• [Entries from a visual dataset]:

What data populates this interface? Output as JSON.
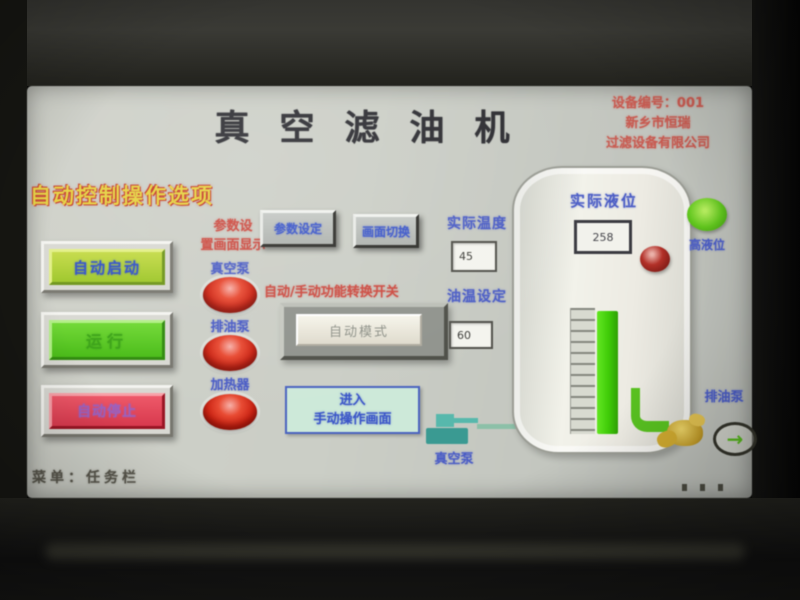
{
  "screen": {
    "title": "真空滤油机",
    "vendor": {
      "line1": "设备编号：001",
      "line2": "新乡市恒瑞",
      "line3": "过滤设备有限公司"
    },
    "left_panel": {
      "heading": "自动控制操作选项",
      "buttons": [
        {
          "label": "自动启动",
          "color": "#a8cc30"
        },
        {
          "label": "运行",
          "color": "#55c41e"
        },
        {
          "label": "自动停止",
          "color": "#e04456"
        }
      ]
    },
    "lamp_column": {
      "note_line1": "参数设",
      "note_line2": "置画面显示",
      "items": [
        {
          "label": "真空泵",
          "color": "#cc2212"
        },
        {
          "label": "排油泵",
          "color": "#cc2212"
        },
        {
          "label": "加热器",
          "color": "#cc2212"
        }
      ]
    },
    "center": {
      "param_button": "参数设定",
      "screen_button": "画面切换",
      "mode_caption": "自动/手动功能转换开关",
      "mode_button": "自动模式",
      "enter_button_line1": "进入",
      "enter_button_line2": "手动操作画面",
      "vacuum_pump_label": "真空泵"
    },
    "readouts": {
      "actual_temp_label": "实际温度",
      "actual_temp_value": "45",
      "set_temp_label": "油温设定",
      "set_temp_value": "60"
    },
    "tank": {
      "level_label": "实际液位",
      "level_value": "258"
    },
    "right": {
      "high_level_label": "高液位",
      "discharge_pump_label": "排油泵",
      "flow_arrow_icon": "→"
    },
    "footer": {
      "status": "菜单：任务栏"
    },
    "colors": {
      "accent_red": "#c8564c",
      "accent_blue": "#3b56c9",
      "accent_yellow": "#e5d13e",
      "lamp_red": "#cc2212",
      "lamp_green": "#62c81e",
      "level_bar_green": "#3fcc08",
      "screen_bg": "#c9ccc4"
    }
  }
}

• [Set task]:
All entries are to be retyped exactly. Omit any embedded images.

• [Exercise result]:
What data populates this interface? Output as JSON.
{
  "screen": {
    "title": "真空滤油机",
    "vendor": {
      "line1": "设备编号：001",
      "line2": "新乡市恒瑞",
      "line3": "过滤设备有限公司"
    },
    "left_panel": {
      "heading": "自动控制操作选项",
      "buttons": [
        {
          "label": "自动启动",
          "color": "#a8cc30"
        },
        {
          "label": "运行",
          "color": "#55c41e"
        },
        {
          "label": "自动停止",
          "color": "#e04456"
        }
      ]
    },
    "lamp_column": {
      "note_line1": "参数设",
      "note_line2": "置画面显示",
      "items": [
        {
          "label": "真空泵",
          "color": "#cc2212"
        },
        {
          "label": "排油泵",
          "color": "#cc2212"
        },
        {
          "label": "加热器",
          "color": "#cc2212"
        }
      ]
    },
    "center": {
      "param_button": "参数设定",
      "screen_button": "画面切换",
      "mode_caption": "自动/手动功能转换开关",
      "mode_button": "自动模式",
      "enter_button_line1": "进入",
      "enter_button_line2": "手动操作画面",
      "vacuum_pump_label": "真空泵"
    },
    "readouts": {
      "actual_temp_label": "实际温度",
      "actual_temp_value": "45",
      "set_temp_label": "油温设定",
      "set_temp_value": "60"
    },
    "tank": {
      "level_label": "实际液位",
      "level_value": "258"
    },
    "right": {
      "high_level_label": "高液位",
      "discharge_pump_label": "排油泵",
      "flow_arrow_icon": "→"
    },
    "footer": {
      "status": "菜单：任务栏"
    },
    "colors": {
      "accent_red": "#c8564c",
      "accent_blue": "#3b56c9",
      "accent_yellow": "#e5d13e",
      "lamp_red": "#cc2212",
      "lamp_green": "#62c81e",
      "level_bar_green": "#3fcc08",
      "screen_bg": "#c9ccc4"
    }
  }
}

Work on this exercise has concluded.